> [What is required]:
Transcribe the entries exactly; images are not part of the copy.

....

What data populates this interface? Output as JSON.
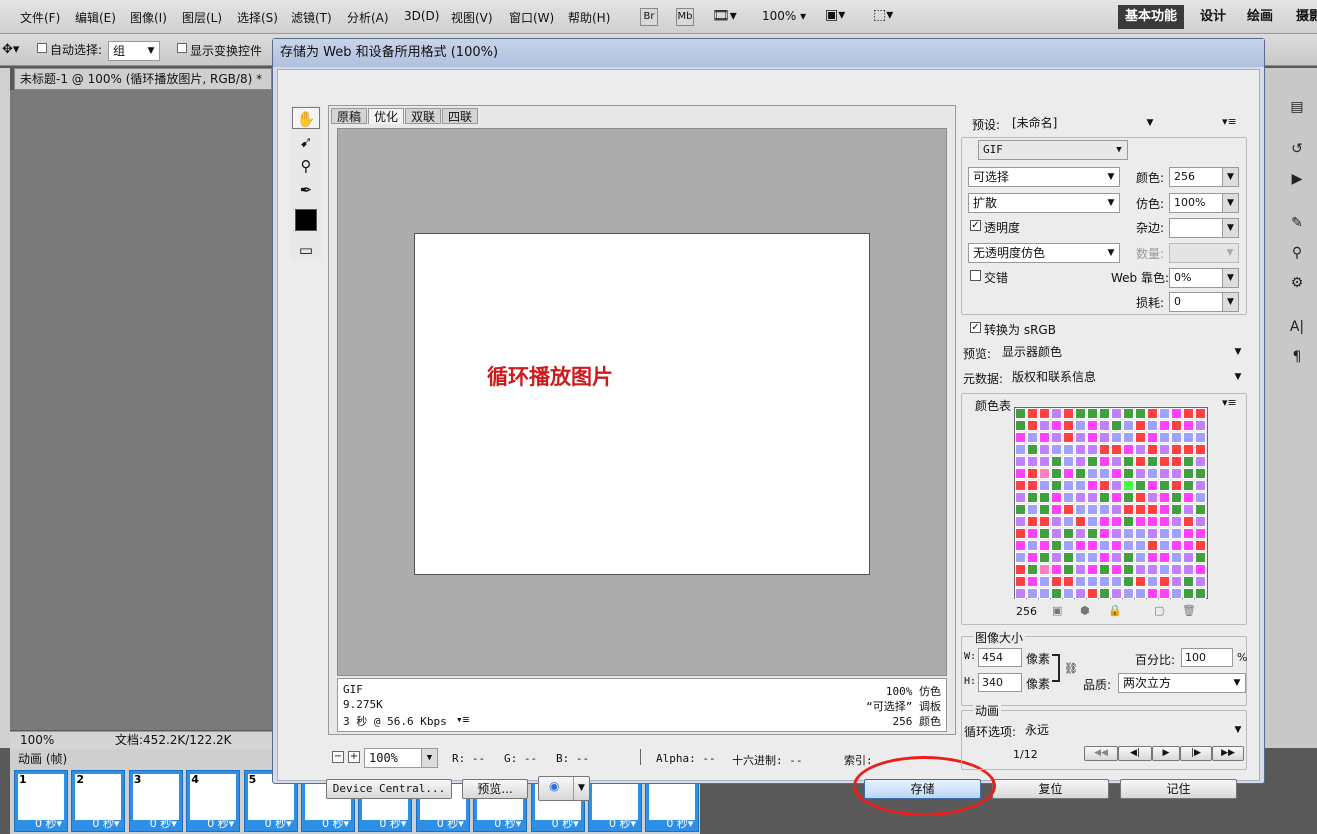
{
  "menubar": {
    "items": [
      "文件(F)",
      "编辑(E)",
      "图像(I)",
      "图层(L)",
      "选择(S)",
      "滤镜(T)",
      "分析(A)",
      "3D(D)",
      "视图(V)",
      "窗口(W)",
      "帮助(H)"
    ],
    "br": "Br",
    "mb": "Mb",
    "zoom": "100%",
    "workspaces": [
      "基本功能",
      "设计",
      "绘画",
      "摄影"
    ]
  },
  "options": {
    "auto_select_label": "自动选择:",
    "auto_select_value": "组",
    "show_transform_label": "显示变换控件"
  },
  "doc": {
    "tab_title": "未标题-1 @ 100% (循环播放图片, RGB/8) *",
    "zoom": "100%",
    "doc_size": "文档:452.2K/122.2K"
  },
  "anim": {
    "panel_title": "动画 (帧)",
    "frames": [
      {
        "num": "1",
        "delay": "0 秒"
      },
      {
        "num": "2",
        "delay": "0 秒"
      },
      {
        "num": "3",
        "delay": "0 秒"
      },
      {
        "num": "4",
        "delay": "0 秒"
      },
      {
        "num": "5",
        "delay": "0 秒"
      },
      {
        "num": "",
        "delay": "0 秒"
      },
      {
        "num": "",
        "delay": "0 秒"
      },
      {
        "num": "",
        "delay": "0 秒"
      },
      {
        "num": "",
        "delay": "0 秒"
      },
      {
        "num": "",
        "delay": "0 秒"
      },
      {
        "num": "",
        "delay": "0 秒"
      },
      {
        "num": "",
        "delay": "0 秒"
      }
    ]
  },
  "dialog": {
    "title": "存储为 Web 和设备所用格式 (100%)",
    "tabs": [
      "原稿",
      "优化",
      "双联",
      "四联"
    ],
    "active_tab": "优化",
    "canvas_text": "循环播放图片",
    "info": {
      "format": "GIF",
      "size": "9.275K",
      "speed": "3 秒 @ 56.6 Kbps",
      "dither": "100% 仿色",
      "palette": "“可选择” 调板",
      "colors": "256 颜色"
    },
    "statusbar": {
      "zoom": "100%",
      "r": "R: --",
      "g": "G: --",
      "b": "B: --",
      "alpha": "Alpha: --",
      "hex": "十六进制: --",
      "index": "索引:"
    },
    "buttons": {
      "device_central": "Device Central...",
      "preview": "预览...",
      "save": "存储",
      "reset": "复位",
      "remember": "记住"
    },
    "settings": {
      "preset_label": "预设:",
      "preset_value": "[未命名]",
      "format": "GIF",
      "reduction": "可选择",
      "colors_label": "颜色:",
      "colors_value": "256",
      "dither_algo": "扩散",
      "dither_label": "仿色:",
      "dither_value": "100%",
      "transparency_label": "透明度",
      "matte_label": "杂边:",
      "trans_dither": "无透明度仿色",
      "amount_label": "数量:",
      "interlace_label": "交错",
      "web_snap_label": "Web 靠色:",
      "web_snap_value": "0%",
      "lossy_label": "损耗:",
      "lossy_value": "0",
      "srgb_label": "转换为 sRGB",
      "preview_label": "预览:",
      "preview_value": "显示器颜色",
      "metadata_label": "元数据:",
      "metadata_value": "版权和联系信息",
      "color_table_label": "颜色表",
      "color_count": "256",
      "image_size_label": "图像大小",
      "w_label": "W:",
      "w_value": "454",
      "h_label": "H:",
      "h_value": "340",
      "px": "像素",
      "percent_label": "百分比:",
      "percent_value": "100",
      "percent_unit": "%",
      "quality_label": "品质:",
      "quality_value": "两次立方",
      "anim_label": "动画",
      "loop_label": "循环选项:",
      "loop_value": "永远",
      "frame_counter": "1/12"
    }
  },
  "colors": {
    "accent_red": "#e8201c",
    "frame_blue": "#2d8fe6"
  }
}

....

> [Result of the task]:
What data populates this interface? Output as JSON.
{
  "menubar": {
    "items": [
      "文件(F)",
      "编辑(E)",
      "图像(I)",
      "图层(L)",
      "选择(S)",
      "滤镜(T)",
      "分析(A)",
      "3D(D)",
      "视图(V)",
      "窗口(W)",
      "帮助(H)"
    ],
    "br": "Br",
    "mb": "Mb",
    "zoom": "100%",
    "workspaces": [
      "基本功能",
      "设计",
      "绘画",
      "摄影"
    ]
  },
  "options": {
    "auto_select_label": "自动选择:",
    "auto_select_value": "组",
    "show_transform_label": "显示变换控件"
  },
  "doc": {
    "tab_title": "未标题-1 @ 100% (循环播放图片, RGB/8) *",
    "zoom": "100%",
    "doc_size": "文档:452.2K/122.2K"
  },
  "anim": {
    "panel_title": "动画 (帧)",
    "frames": [
      {
        "num": "1",
        "delay": "0 秒"
      },
      {
        "num": "2",
        "delay": "0 秒"
      },
      {
        "num": "3",
        "delay": "0 秒"
      },
      {
        "num": "4",
        "delay": "0 秒"
      },
      {
        "num": "5",
        "delay": "0 秒"
      },
      {
        "num": "",
        "delay": "0 秒"
      },
      {
        "num": "",
        "delay": "0 秒"
      },
      {
        "num": "",
        "delay": "0 秒"
      },
      {
        "num": "",
        "delay": "0 秒"
      },
      {
        "num": "",
        "delay": "0 秒"
      },
      {
        "num": "",
        "delay": "0 秒"
      },
      {
        "num": "",
        "delay": "0 秒"
      }
    ]
  },
  "dialog": {
    "title": "存储为 Web 和设备所用格式 (100%)",
    "tabs": [
      "原稿",
      "优化",
      "双联",
      "四联"
    ],
    "active_tab": "优化",
    "canvas_text": "循环播放图片",
    "info": {
      "format": "GIF",
      "size": "9.275K",
      "speed": "3 秒 @ 56.6 Kbps",
      "dither": "100% 仿色",
      "palette": "“可选择” 调板",
      "colors": "256 颜色"
    },
    "statusbar": {
      "zoom": "100%",
      "r": "R: --",
      "g": "G: --",
      "b": "B: --",
      "alpha": "Alpha: --",
      "hex": "十六进制: --",
      "index": "索引:"
    },
    "buttons": {
      "device_central": "Device Central...",
      "preview": "预览...",
      "save": "存储",
      "reset": "复位",
      "remember": "记住"
    },
    "settings": {
      "preset_label": "预设:",
      "preset_value": "[未命名]",
      "format": "GIF",
      "reduction": "可选择",
      "colors_label": "颜色:",
      "colors_value": "256",
      "dither_algo": "扩散",
      "dither_label": "仿色:",
      "dither_value": "100%",
      "transparency_label": "透明度",
      "matte_label": "杂边:",
      "trans_dither": "无透明度仿色",
      "amount_label": "数量:",
      "interlace_label": "交错",
      "web_snap_label": "Web 靠色:",
      "web_snap_value": "0%",
      "lossy_label": "损耗:",
      "lossy_value": "0",
      "srgb_label": "转换为 sRGB",
      "preview_label": "预览:",
      "preview_value": "显示器颜色",
      "metadata_label": "元数据:",
      "metadata_value": "版权和联系信息",
      "color_table_label": "颜色表",
      "color_count": "256",
      "image_size_label": "图像大小",
      "w_label": "W:",
      "w_value": "454",
      "h_label": "H:",
      "h_value": "340",
      "px": "像素",
      "percent_label": "百分比:",
      "percent_value": "100",
      "percent_unit": "%",
      "quality_label": "品质:",
      "quality_value": "两次立方",
      "anim_label": "动画",
      "loop_label": "循环选项:",
      "loop_value": "永远",
      "frame_counter": "1/12"
    }
  },
  "colors": {
    "accent_red": "#e8201c",
    "frame_blue": "#2d8fe6"
  }
}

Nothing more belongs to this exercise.